▶ **What the task requires**: Copy out all the lines exactly. Omit pictures.

▶ **Provided data**:
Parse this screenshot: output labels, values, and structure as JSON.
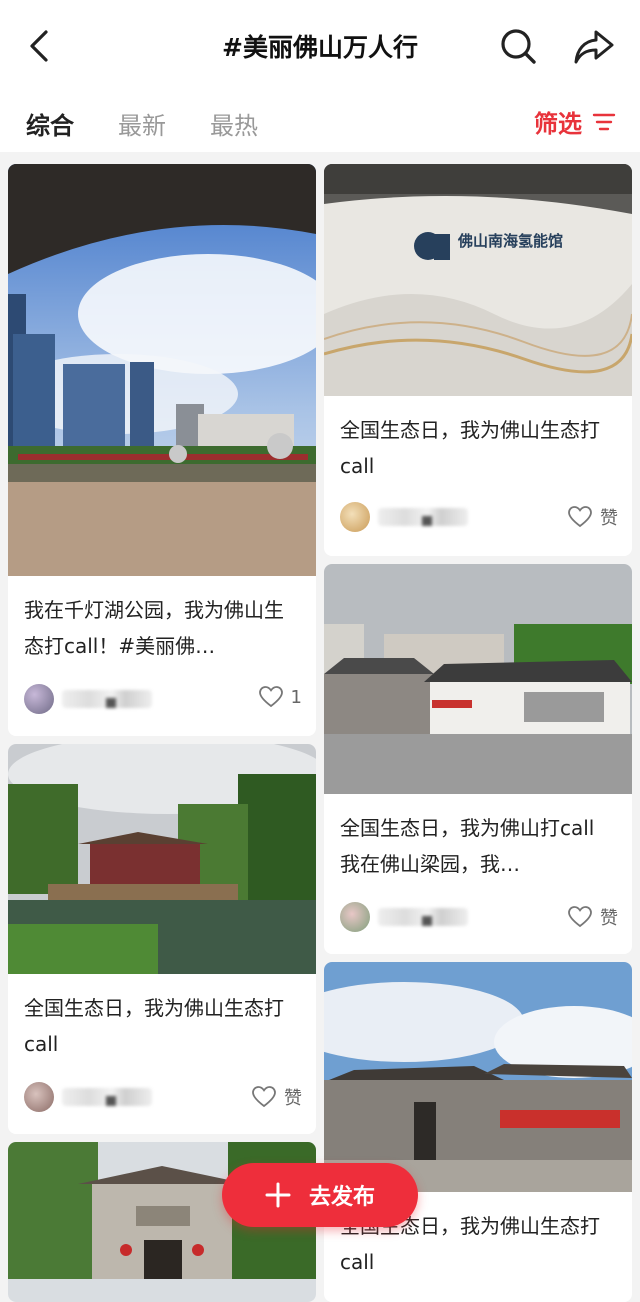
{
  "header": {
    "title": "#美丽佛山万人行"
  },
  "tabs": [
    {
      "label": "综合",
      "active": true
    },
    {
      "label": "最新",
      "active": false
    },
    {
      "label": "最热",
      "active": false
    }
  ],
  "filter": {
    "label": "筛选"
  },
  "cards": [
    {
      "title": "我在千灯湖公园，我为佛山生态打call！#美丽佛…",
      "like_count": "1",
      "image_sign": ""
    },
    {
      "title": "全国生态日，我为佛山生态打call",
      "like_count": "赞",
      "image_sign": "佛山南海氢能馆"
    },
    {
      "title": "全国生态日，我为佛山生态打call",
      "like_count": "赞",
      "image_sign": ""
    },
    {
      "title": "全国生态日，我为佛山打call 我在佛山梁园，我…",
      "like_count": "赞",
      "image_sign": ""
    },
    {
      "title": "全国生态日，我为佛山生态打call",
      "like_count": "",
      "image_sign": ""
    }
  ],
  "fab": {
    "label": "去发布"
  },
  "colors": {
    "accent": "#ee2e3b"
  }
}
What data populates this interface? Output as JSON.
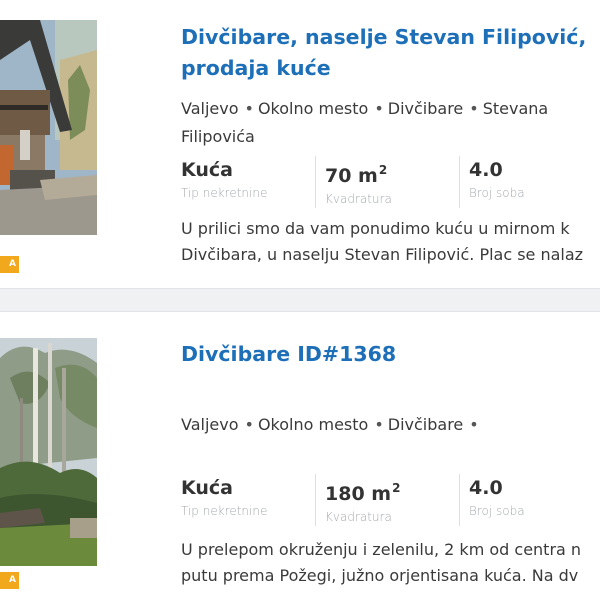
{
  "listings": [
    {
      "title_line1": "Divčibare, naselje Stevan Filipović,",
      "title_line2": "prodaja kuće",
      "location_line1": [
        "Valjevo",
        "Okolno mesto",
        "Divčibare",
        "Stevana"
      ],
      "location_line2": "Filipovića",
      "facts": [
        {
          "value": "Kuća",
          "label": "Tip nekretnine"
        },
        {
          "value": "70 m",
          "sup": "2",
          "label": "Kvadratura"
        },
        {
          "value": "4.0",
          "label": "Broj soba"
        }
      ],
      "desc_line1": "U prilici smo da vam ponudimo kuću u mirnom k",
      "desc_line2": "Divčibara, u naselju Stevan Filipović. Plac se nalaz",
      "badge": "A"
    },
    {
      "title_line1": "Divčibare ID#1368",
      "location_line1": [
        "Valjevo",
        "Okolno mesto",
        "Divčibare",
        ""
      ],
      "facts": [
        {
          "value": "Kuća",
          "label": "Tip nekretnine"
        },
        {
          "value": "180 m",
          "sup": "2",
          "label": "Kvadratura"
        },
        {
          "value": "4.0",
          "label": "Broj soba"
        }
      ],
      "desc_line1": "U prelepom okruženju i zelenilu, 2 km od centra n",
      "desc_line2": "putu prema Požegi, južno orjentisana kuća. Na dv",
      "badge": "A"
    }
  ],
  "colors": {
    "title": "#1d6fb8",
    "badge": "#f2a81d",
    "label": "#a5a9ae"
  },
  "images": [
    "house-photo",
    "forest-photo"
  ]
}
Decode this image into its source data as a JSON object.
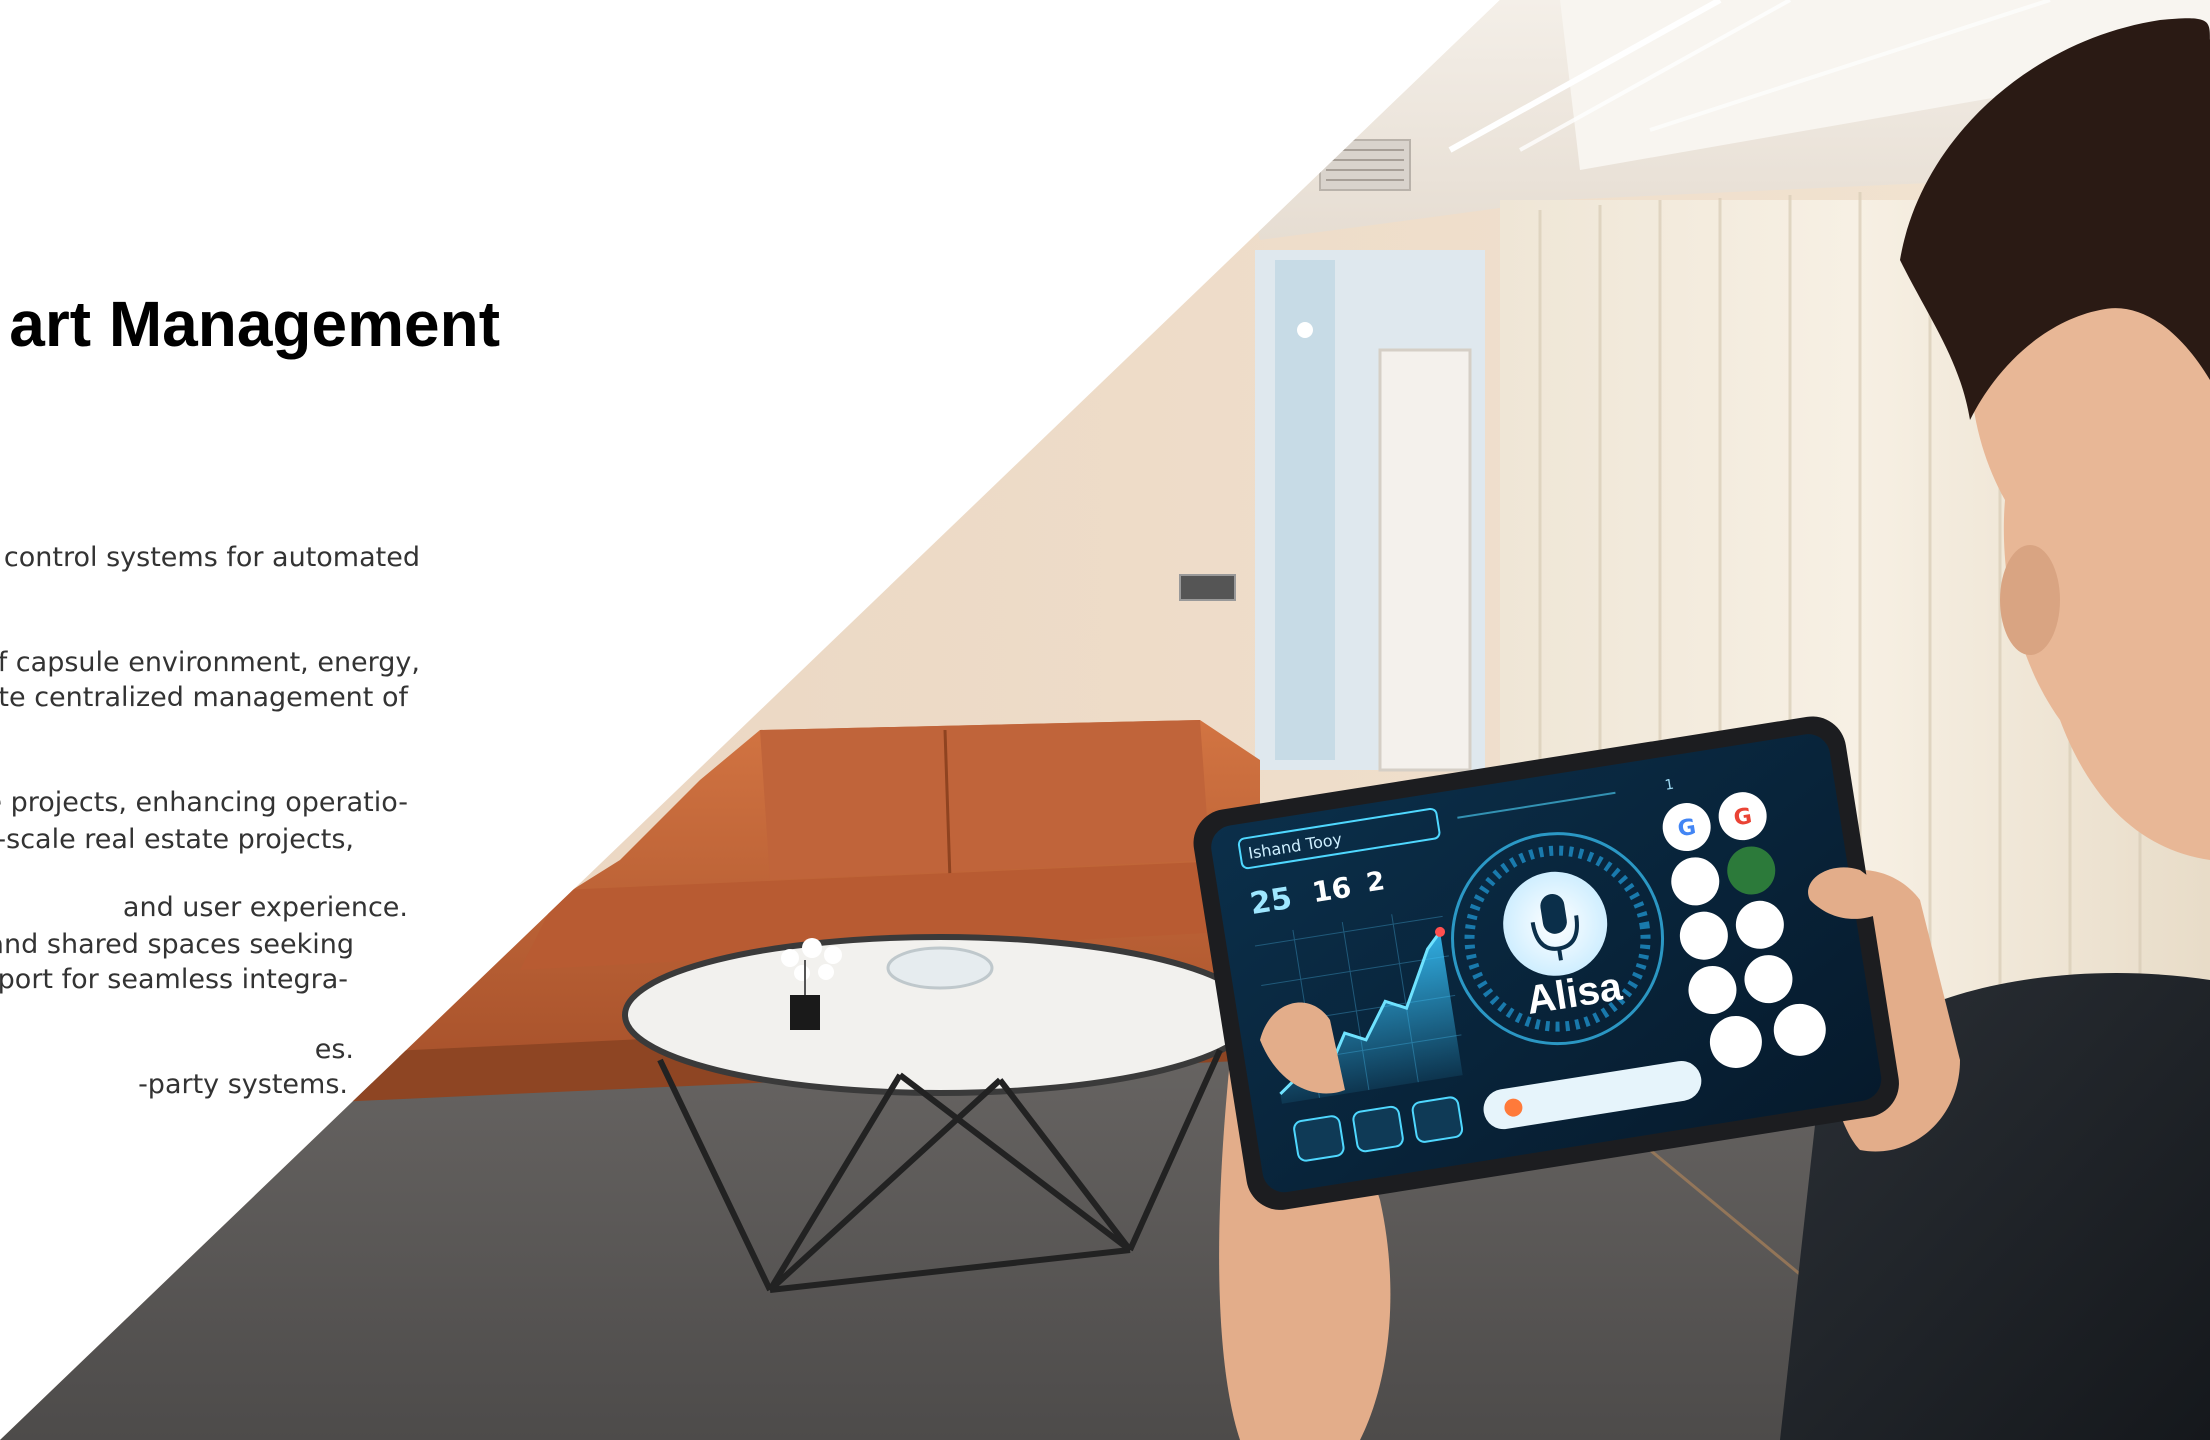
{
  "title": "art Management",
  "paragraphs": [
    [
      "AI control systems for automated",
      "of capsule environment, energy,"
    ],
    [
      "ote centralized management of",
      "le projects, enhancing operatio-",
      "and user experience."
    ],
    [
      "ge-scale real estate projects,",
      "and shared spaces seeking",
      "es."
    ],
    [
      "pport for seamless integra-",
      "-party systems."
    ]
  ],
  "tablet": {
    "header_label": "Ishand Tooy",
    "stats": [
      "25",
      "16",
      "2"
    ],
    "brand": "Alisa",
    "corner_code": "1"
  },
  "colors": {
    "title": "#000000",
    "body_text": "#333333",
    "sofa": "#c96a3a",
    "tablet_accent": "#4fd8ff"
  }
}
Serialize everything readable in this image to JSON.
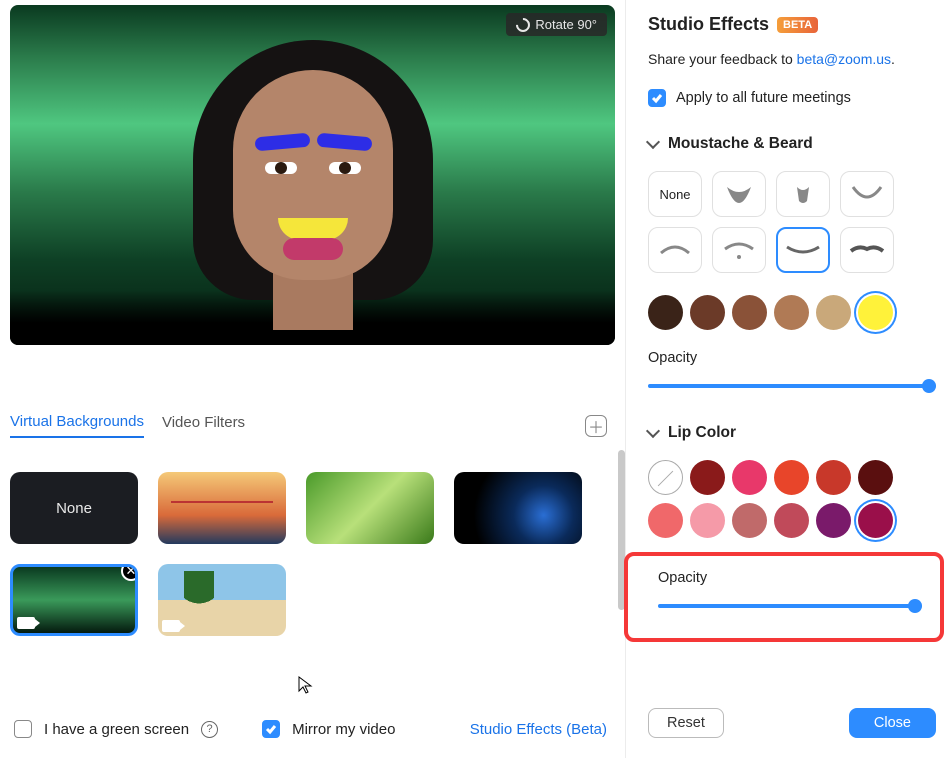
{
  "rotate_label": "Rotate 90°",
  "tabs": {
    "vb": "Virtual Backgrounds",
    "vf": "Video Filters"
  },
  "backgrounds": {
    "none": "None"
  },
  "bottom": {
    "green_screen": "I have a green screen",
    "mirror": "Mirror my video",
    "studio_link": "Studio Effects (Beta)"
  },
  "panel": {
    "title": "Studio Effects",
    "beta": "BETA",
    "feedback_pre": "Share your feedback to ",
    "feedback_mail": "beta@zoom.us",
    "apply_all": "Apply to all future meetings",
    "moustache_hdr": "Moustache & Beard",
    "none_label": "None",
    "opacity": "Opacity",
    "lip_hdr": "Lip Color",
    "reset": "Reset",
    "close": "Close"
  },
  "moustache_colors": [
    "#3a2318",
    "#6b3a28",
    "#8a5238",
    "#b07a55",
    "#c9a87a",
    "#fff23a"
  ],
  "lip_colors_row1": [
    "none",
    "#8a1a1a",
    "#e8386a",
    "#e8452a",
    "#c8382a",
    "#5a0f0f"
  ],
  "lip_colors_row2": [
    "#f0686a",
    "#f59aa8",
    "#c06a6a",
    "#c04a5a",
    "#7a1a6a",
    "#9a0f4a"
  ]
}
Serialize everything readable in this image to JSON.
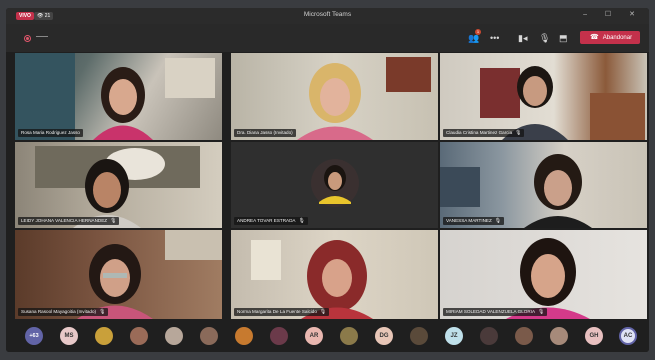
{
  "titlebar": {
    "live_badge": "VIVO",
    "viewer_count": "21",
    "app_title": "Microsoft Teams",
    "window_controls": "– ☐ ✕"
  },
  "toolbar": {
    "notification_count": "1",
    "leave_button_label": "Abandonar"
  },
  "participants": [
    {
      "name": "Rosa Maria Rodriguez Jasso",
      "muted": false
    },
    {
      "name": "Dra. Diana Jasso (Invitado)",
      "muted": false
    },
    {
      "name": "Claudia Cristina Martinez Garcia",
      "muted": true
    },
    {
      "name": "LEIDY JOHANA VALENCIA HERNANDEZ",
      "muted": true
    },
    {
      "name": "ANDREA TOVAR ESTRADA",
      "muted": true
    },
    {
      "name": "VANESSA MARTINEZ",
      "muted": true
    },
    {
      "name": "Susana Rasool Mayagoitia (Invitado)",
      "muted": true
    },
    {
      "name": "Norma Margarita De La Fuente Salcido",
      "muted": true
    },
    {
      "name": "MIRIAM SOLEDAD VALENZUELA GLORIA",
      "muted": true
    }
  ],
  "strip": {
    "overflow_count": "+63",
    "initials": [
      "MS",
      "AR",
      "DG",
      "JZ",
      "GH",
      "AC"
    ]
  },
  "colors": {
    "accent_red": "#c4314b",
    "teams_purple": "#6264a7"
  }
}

▶ **Written answer**:
Parse this screenshot: output labels, values, and structure as JSON.
{
  "header": {
    "title": "#美丽佛山万人行"
  },
  "tabs": [
    {
      "label": "综合",
      "active": true
    },
    {
      "label": "最新",
      "active": false
    },
    {
      "label": "最热",
      "active": false
    }
  ],
  "filter": {
    "label": "筛选"
  },
  "cards": [
    {
      "title": "我在千灯湖公园，我为佛山生态打call！#美丽佛…",
      "like_count": "1",
      "image_sign": ""
    },
    {
      "title": "全国生态日，我为佛山生态打call",
      "like_count": "赞",
      "image_sign": "佛山南海氢能馆"
    },
    {
      "title": "全国生态日，我为佛山生态打call",
      "like_count": "赞",
      "image_sign": ""
    },
    {
      "title": "全国生态日，我为佛山打call 我在佛山梁园，我…",
      "like_count": "赞",
      "image_sign": ""
    },
    {
      "title": "全国生态日，我为佛山生态打call",
      "like_count": "",
      "image_sign": ""
    }
  ],
  "fab": {
    "label": "去发布"
  },
  "colors": {
    "accent": "#ee2e3b"
  }
}
What data populates this interface? Output as JSON.
{
  "listings": [
    {
      "title_line1": "Divčibare, naselje Stevan Filipović,",
      "title_line2": "prodaja kuće",
      "location_line1": [
        "Valjevo",
        "Okolno mesto",
        "Divčibare",
        "Stevana"
      ],
      "location_line2": "Filipovića",
      "facts": [
        {
          "value": "Kuća",
          "label": "Tip nekretnine"
        },
        {
          "value": "70 m",
          "sup": "2",
          "label": "Kvadratura"
        },
        {
          "value": "4.0",
          "label": "Broj soba"
        }
      ],
      "desc_line1": "U prilici smo da vam ponudimo kuću u mirnom k",
      "desc_line2": "Divčibara, u naselju Stevan Filipović. Plac se nalaz",
      "badge": "A"
    },
    {
      "title_line1": "Divčibare ID#1368",
      "location_line1": [
        "Valjevo",
        "Okolno mesto",
        "Divčibare",
        ""
      ],
      "facts": [
        {
          "value": "Kuća",
          "label": "Tip nekretnine"
        },
        {
          "value": "180 m",
          "sup": "2",
          "label": "Kvadratura"
        },
        {
          "value": "4.0",
          "label": "Broj soba"
        }
      ],
      "desc_line1": "U prelepom okruženju i zelenilu, 2 km od centra n",
      "desc_line2": "putu prema Požegi, južno orjentisana kuća. Na dv",
      "badge": "A"
    }
  ],
  "colors": {
    "title": "#1d6fb8",
    "badge": "#f2a81d",
    "label": "#a5a9ae"
  },
  "images": [
    "house-photo",
    "forest-photo"
  ]
}
Decode this image into its source data as a JSON object.
{
  "title": "art Management",
  "paragraphs": [
    [
      "AI control systems for automated",
      "of capsule environment, energy,"
    ],
    [
      "ote centralized management of",
      "le projects, enhancing operatio-",
      "and user experience."
    ],
    [
      "ge-scale real estate projects,",
      "and shared spaces seeking",
      "es."
    ],
    [
      "pport for seamless integra-",
      "-party systems."
    ]
  ],
  "tablet": {
    "header_label": "Ishand Tooy",
    "stats": [
      "25",
      "16",
      "2"
    ],
    "brand": "Alisa",
    "corner_code": "1"
  },
  "colors": {
    "title": "#000000",
    "body_text": "#333333",
    "sofa": "#c96a3a",
    "tablet_accent": "#4fd8ff"
  }
}
Serialize everything readable in this image to JSON.
{
  "rotate_label": "Rotate 90°",
  "tabs": {
    "vb": "Virtual Backgrounds",
    "vf": "Video Filters"
  },
  "backgrounds": {
    "none": "None"
  },
  "bottom": {
    "green_screen": "I have a green screen",
    "mirror": "Mirror my video",
    "studio_link": "Studio Effects (Beta)"
  },
  "panel": {
    "title": "Studio Effects",
    "beta": "BETA",
    "feedback_pre": "Share your feedback to ",
    "feedback_mail": "beta@zoom.us",
    "apply_all": "Apply to all future meetings",
    "moustache_hdr": "Moustache & Beard",
    "none_label": "None",
    "opacity": "Opacity",
    "lip_hdr": "Lip Color",
    "reset": "Reset",
    "close": "Close"
  },
  "moustache_colors": [
    "#3a2318",
    "#6b3a28",
    "#8a5238",
    "#b07a55",
    "#c9a87a",
    "#fff23a"
  ],
  "lip_colors_row1": [
    "none",
    "#8a1a1a",
    "#e8386a",
    "#e8452a",
    "#c8382a",
    "#5a0f0f"
  ],
  "lip_colors_row2": [
    "#f0686a",
    "#f59aa8",
    "#c06a6a",
    "#c04a5a",
    "#7a1a6a",
    "#9a0f4a"
  ]
}
Serialize everything readable in this image to JSON.
{
  "titlebar": {
    "live_badge": "VIVO",
    "viewer_count": "21",
    "app_title": "Microsoft Teams",
    "window_controls": "– ☐ ✕"
  },
  "toolbar": {
    "notification_count": "1",
    "leave_button_label": "Abandonar"
  },
  "participants": [
    {
      "name": "Rosa Maria Rodriguez Jasso",
      "muted": false
    },
    {
      "name": "Dra. Diana Jasso (Invitado)",
      "muted": false
    },
    {
      "name": "Claudia Cristina Martinez Garcia",
      "muted": true
    },
    {
      "name": "LEIDY JOHANA VALENCIA HERNANDEZ",
      "muted": true
    },
    {
      "name": "ANDREA TOVAR ESTRADA",
      "muted": true
    },
    {
      "name": "VANESSA MARTINEZ",
      "muted": true
    },
    {
      "name": "Susana Rasool Mayagoitia (Invitado)",
      "muted": true
    },
    {
      "name": "Norma Margarita De La Fuente Salcido",
      "muted": true
    },
    {
      "name": "MIRIAM SOLEDAD VALENZUELA GLORIA",
      "muted": true
    }
  ],
  "strip": {
    "overflow_count": "+63",
    "initials": [
      "MS",
      "AR",
      "DG",
      "JZ",
      "GH",
      "AC"
    ]
  },
  "colors": {
    "accent_red": "#c4314b",
    "teams_purple": "#6264a7"
  }
}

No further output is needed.